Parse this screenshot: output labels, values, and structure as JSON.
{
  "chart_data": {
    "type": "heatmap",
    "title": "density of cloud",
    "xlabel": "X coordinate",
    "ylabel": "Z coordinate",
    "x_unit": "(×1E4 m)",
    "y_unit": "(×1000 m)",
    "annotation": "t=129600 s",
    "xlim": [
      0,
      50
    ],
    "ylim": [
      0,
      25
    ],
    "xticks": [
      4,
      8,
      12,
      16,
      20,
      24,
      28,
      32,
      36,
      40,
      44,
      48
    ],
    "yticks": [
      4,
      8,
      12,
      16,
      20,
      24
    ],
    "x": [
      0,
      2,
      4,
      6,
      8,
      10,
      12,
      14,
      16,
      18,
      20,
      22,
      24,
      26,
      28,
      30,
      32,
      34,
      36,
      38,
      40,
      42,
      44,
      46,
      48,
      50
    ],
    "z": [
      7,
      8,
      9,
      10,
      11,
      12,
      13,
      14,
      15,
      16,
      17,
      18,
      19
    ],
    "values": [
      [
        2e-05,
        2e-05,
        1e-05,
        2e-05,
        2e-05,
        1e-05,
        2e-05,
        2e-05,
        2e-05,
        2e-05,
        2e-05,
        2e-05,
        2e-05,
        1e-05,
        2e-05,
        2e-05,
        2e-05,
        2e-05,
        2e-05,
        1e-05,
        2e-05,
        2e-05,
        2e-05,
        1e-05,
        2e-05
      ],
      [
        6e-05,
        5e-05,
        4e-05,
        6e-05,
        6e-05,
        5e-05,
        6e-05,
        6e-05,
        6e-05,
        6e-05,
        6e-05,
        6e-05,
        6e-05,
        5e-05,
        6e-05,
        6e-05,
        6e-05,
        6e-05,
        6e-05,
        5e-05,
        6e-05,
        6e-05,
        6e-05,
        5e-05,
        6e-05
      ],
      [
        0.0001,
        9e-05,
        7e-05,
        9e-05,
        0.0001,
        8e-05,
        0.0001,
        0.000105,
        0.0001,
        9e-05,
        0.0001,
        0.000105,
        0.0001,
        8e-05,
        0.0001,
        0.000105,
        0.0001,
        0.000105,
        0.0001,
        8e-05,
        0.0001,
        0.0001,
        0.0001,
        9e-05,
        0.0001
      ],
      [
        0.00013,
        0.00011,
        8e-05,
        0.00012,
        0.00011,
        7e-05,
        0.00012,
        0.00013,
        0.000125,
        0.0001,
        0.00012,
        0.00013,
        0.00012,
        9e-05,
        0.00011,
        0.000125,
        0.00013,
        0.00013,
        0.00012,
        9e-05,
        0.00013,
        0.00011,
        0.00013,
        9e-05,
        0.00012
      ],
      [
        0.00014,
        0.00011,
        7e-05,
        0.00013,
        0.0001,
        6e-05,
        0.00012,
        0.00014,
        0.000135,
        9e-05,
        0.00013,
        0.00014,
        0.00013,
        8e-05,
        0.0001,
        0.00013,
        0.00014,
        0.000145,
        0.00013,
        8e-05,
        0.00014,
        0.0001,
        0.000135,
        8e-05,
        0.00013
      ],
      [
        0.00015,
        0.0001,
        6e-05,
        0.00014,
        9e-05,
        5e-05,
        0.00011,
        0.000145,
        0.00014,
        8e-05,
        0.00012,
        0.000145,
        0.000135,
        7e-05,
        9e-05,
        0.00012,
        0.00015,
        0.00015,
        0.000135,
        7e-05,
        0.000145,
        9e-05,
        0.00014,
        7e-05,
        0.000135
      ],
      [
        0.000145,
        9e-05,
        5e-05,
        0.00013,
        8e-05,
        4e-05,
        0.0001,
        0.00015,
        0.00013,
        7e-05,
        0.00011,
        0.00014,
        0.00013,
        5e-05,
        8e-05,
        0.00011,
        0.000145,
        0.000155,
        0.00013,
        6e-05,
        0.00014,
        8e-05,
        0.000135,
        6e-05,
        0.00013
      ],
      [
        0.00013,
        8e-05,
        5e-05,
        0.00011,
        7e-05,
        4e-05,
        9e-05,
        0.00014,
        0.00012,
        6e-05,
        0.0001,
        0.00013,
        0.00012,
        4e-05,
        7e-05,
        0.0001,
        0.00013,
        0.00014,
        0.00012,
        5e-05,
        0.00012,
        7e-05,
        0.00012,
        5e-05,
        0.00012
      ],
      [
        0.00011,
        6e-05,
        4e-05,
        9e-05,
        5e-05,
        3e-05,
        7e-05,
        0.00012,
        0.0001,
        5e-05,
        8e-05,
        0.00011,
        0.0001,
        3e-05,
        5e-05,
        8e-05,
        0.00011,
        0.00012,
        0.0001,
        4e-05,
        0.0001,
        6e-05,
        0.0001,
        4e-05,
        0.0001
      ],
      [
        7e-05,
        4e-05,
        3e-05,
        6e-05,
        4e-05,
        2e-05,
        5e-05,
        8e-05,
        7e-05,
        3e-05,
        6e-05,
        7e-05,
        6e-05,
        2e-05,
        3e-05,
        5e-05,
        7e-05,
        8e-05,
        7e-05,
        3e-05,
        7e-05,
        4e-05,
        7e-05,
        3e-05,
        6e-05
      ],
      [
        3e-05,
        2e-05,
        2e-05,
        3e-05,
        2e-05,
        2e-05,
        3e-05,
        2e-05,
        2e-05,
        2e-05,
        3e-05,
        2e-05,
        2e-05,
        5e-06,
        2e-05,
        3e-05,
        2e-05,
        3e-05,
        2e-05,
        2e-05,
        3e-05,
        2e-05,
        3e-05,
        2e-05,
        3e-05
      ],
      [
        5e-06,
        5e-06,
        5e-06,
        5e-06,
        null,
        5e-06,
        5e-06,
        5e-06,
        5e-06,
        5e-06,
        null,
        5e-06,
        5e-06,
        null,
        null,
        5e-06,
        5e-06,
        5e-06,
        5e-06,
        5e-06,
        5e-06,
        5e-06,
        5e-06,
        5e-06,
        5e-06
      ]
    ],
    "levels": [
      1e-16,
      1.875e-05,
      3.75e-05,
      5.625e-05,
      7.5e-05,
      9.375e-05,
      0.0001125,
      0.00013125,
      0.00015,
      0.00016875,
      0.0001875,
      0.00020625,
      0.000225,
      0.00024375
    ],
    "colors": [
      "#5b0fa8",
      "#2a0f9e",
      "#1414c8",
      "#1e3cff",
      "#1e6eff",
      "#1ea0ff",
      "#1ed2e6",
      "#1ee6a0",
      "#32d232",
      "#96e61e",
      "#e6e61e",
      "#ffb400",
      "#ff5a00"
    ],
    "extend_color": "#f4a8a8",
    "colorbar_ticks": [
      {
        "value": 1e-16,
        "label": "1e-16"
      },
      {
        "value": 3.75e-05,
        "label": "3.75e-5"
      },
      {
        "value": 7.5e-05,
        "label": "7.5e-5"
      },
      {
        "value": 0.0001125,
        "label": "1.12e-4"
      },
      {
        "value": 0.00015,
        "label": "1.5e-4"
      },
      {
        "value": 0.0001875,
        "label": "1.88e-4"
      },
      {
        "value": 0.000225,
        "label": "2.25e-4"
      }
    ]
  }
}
※ ※ ※
- Goal of the exercise -
Gather each line of the listing that holds the string "coordinate".

- Task response -
    "xlabel": "X coordinate",
    "ylabel": "Z coordinate",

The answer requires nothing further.